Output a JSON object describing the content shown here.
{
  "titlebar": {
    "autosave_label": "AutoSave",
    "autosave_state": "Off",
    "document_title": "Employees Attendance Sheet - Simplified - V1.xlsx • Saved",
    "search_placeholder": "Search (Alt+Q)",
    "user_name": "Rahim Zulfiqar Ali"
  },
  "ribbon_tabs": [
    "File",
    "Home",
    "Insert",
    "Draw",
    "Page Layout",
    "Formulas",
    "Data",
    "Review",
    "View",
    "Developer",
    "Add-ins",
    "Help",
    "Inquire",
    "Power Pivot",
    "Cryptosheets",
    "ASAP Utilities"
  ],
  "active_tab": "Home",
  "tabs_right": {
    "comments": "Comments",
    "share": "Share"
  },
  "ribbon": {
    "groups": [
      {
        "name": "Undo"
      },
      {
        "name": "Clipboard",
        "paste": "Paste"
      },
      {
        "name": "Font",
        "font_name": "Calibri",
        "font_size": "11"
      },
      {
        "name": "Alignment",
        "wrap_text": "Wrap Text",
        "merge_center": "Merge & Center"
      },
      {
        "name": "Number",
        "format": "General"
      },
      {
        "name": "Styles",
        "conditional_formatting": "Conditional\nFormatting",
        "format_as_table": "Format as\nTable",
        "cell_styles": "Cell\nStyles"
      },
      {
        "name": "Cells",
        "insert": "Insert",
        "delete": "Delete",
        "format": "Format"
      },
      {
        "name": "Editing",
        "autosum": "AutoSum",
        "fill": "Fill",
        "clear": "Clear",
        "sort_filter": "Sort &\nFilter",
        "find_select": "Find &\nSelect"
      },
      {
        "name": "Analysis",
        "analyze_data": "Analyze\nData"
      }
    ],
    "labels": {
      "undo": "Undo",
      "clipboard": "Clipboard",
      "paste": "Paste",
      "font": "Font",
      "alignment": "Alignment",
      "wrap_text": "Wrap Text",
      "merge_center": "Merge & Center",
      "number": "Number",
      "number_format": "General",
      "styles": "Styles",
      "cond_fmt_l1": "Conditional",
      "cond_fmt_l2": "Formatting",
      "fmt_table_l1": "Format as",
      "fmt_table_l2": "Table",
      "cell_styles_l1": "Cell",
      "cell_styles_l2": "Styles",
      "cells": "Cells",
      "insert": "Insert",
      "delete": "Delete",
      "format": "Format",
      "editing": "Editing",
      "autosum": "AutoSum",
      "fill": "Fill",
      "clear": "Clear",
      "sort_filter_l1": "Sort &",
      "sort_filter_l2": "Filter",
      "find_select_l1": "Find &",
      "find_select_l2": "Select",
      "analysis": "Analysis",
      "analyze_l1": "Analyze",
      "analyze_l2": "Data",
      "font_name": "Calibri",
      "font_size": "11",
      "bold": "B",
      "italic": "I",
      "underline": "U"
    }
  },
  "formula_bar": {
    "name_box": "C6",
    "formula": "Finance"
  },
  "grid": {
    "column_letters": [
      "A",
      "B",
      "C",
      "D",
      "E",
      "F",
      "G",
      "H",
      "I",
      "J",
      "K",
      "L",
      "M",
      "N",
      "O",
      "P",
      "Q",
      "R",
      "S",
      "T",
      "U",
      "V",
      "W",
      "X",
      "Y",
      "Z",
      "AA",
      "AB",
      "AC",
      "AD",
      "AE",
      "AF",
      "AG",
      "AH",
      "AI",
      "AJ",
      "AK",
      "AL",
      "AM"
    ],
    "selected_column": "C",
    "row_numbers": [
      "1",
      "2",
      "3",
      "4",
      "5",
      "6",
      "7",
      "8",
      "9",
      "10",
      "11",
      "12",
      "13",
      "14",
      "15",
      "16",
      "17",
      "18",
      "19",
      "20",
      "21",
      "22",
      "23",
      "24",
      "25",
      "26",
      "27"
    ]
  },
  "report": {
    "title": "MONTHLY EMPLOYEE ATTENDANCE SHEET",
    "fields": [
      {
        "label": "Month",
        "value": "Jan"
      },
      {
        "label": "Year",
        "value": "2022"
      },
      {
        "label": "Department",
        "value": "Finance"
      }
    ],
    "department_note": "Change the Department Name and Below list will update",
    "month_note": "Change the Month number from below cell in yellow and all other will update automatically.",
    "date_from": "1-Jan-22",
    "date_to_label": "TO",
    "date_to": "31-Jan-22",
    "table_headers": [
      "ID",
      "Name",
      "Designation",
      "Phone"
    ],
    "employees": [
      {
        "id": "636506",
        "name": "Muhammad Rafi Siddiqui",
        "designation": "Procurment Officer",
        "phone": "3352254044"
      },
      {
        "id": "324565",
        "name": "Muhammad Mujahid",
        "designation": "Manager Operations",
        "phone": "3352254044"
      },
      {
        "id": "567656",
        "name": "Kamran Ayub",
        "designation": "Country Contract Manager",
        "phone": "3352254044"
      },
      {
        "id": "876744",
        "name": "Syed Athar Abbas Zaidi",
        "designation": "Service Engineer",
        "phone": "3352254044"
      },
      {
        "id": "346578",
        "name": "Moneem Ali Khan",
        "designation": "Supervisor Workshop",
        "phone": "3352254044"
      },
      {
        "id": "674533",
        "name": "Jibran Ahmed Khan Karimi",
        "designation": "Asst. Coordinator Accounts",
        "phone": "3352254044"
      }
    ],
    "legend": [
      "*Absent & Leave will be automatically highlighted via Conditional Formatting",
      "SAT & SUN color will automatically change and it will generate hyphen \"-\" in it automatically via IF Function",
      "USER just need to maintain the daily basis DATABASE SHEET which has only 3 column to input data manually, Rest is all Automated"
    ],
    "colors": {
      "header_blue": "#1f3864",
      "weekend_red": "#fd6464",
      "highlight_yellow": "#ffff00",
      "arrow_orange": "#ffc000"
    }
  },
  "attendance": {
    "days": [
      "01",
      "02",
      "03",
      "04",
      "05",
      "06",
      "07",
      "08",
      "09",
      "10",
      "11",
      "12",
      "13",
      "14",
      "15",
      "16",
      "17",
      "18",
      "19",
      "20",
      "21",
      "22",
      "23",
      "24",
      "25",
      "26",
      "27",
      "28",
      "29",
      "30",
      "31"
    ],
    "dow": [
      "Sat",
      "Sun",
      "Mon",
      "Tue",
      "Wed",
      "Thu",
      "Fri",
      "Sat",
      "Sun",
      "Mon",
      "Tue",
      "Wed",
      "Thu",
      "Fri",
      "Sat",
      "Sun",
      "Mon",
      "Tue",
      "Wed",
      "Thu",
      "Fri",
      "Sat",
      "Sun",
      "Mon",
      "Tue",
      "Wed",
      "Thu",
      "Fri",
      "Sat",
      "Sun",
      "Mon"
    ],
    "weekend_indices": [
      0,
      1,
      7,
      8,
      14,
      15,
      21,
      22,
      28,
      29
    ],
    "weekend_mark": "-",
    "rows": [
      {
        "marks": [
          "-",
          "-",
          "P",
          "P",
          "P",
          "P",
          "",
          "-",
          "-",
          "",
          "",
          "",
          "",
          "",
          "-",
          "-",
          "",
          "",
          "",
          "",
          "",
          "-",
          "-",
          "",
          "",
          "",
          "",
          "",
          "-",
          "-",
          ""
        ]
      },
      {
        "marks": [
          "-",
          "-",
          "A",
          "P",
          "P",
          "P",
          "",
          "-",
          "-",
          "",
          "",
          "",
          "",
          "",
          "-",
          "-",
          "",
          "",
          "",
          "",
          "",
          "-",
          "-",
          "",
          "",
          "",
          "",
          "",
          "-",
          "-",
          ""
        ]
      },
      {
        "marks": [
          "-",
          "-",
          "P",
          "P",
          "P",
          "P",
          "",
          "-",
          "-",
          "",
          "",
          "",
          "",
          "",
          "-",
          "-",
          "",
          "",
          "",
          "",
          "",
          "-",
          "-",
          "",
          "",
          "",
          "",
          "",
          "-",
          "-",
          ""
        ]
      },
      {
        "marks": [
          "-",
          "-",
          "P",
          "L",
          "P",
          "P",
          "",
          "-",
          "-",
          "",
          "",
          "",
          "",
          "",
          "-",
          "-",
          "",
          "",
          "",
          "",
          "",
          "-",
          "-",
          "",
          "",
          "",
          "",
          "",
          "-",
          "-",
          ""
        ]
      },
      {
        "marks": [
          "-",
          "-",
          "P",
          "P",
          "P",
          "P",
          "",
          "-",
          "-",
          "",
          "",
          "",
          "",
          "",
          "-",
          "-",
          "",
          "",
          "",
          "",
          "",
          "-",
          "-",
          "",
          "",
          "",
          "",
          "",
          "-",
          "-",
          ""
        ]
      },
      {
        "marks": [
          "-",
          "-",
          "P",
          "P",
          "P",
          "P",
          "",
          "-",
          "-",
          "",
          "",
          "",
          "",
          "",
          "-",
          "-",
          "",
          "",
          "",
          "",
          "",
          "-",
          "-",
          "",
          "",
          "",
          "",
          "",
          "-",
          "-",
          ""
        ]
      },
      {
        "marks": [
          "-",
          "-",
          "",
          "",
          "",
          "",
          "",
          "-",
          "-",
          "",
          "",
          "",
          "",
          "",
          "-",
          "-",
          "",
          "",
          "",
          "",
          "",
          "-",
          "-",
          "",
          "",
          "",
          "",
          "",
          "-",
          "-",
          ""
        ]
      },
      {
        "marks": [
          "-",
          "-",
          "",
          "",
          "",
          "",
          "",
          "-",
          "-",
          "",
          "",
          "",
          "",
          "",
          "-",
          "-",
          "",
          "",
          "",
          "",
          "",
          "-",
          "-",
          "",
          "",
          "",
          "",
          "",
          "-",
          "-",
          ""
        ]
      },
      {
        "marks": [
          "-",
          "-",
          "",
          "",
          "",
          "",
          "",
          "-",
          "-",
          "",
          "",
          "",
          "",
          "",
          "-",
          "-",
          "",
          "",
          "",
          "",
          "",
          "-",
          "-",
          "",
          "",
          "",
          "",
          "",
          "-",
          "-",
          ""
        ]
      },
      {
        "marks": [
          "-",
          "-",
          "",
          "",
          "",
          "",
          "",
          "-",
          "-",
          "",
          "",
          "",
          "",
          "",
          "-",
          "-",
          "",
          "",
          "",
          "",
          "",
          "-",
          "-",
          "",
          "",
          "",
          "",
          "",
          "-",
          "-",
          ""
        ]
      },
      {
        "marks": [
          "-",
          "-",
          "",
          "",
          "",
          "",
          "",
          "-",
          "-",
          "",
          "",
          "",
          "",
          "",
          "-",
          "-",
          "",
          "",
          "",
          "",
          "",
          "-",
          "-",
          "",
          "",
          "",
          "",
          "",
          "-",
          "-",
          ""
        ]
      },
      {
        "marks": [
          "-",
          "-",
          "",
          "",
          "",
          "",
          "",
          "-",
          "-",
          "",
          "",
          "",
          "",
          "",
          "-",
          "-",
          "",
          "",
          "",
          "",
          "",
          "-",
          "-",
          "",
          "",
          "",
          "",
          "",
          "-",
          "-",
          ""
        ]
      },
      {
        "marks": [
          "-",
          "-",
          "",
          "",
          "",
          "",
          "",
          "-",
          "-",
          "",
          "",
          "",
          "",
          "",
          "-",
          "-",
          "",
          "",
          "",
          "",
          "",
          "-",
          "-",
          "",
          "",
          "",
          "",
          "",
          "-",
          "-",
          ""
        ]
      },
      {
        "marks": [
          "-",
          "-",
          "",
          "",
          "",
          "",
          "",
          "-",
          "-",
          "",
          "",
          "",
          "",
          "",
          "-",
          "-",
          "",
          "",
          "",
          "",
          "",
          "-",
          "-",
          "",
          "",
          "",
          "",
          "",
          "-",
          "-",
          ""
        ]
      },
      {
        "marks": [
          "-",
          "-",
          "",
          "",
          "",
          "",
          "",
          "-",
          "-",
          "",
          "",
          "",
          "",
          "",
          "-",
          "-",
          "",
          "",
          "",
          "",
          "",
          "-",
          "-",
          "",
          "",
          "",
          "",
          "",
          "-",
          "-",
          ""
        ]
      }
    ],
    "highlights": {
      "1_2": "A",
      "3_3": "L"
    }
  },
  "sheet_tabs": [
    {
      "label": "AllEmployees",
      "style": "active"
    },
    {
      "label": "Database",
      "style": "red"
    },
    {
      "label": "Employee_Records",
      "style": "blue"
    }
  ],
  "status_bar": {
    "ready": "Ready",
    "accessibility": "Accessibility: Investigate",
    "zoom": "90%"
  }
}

==

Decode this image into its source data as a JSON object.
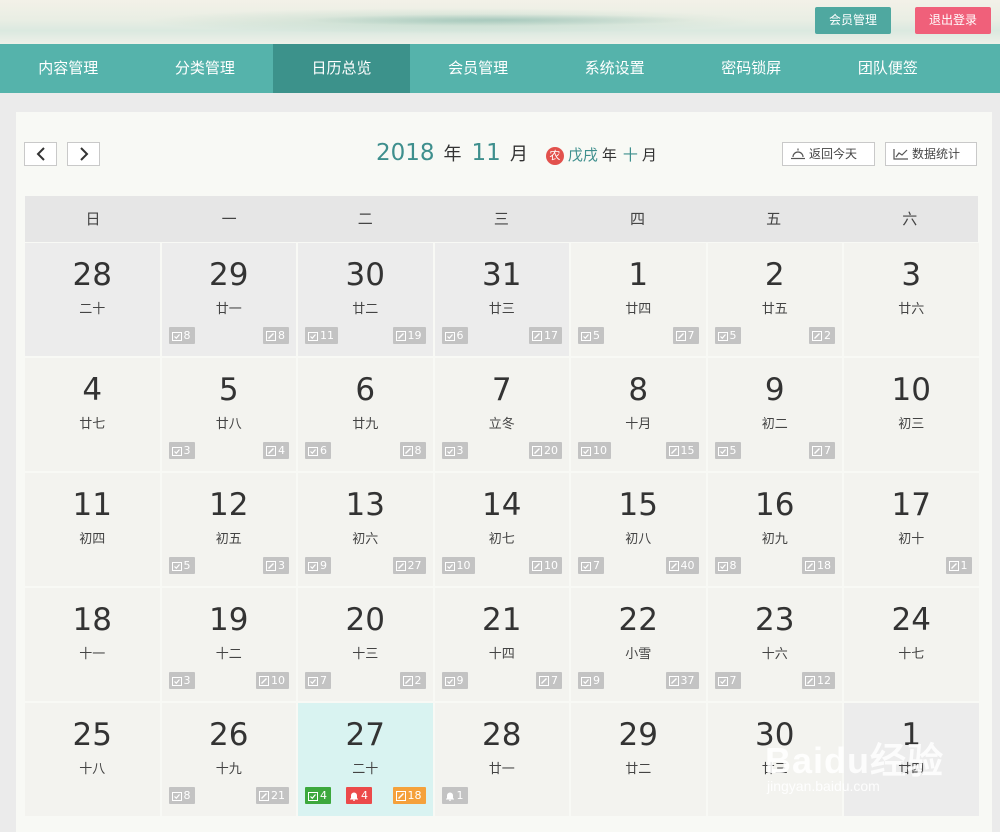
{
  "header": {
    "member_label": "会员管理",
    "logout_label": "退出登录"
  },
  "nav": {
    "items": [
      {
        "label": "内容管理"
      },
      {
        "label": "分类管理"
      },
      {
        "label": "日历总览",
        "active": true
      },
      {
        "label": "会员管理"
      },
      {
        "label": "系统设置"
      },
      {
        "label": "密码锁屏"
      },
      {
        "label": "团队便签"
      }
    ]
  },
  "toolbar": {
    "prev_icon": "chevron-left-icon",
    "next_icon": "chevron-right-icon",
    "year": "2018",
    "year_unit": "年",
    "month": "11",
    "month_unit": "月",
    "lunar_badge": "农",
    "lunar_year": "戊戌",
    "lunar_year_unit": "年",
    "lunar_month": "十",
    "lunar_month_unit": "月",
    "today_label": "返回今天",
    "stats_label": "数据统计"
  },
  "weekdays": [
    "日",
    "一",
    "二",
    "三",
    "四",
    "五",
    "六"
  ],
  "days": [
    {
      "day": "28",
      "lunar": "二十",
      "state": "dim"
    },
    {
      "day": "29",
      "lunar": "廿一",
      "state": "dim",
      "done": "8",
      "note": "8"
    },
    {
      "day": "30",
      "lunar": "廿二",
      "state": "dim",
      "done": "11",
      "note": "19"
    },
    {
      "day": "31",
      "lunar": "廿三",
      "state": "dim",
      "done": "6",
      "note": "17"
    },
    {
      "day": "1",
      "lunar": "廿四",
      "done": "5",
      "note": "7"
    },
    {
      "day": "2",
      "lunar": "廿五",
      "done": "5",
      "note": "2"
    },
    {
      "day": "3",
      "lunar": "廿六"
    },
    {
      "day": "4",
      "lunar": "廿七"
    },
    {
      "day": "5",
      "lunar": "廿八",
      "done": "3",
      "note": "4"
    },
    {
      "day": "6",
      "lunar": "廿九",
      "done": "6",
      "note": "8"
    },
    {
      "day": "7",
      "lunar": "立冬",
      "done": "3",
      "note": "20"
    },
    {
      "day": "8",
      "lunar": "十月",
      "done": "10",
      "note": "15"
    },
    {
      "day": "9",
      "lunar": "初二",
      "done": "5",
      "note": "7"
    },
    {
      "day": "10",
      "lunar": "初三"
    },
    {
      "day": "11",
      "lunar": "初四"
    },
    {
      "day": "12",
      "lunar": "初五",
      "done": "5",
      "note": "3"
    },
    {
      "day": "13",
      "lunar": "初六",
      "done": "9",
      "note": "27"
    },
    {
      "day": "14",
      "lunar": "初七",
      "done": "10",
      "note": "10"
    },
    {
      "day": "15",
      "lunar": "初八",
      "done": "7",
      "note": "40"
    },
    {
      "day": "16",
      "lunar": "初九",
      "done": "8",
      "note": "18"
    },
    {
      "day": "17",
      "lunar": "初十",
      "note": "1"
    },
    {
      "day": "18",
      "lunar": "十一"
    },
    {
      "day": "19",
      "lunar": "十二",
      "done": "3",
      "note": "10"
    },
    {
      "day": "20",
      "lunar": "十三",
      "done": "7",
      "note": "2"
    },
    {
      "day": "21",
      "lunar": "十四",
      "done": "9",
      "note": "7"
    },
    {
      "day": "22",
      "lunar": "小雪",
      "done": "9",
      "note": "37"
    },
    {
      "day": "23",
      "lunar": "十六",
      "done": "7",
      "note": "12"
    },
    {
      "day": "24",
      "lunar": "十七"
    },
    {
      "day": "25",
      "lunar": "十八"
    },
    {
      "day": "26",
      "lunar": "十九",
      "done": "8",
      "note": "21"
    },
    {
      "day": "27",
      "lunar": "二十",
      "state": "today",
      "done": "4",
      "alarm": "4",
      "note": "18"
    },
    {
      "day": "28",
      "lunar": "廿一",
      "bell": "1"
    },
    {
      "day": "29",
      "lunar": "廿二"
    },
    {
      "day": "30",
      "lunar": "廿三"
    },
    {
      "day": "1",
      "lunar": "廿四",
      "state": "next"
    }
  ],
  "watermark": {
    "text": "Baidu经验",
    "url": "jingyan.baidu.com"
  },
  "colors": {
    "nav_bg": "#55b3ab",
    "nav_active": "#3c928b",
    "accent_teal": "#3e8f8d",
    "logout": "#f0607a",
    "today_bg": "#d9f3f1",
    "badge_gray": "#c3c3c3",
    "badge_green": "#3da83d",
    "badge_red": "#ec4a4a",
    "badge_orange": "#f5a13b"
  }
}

## Task prompt
Pull out the lines above in which the word "object" appears.

## Problem solution
Output a JSON object describing the content shown here.
Decode this image into its source data as a JSON object.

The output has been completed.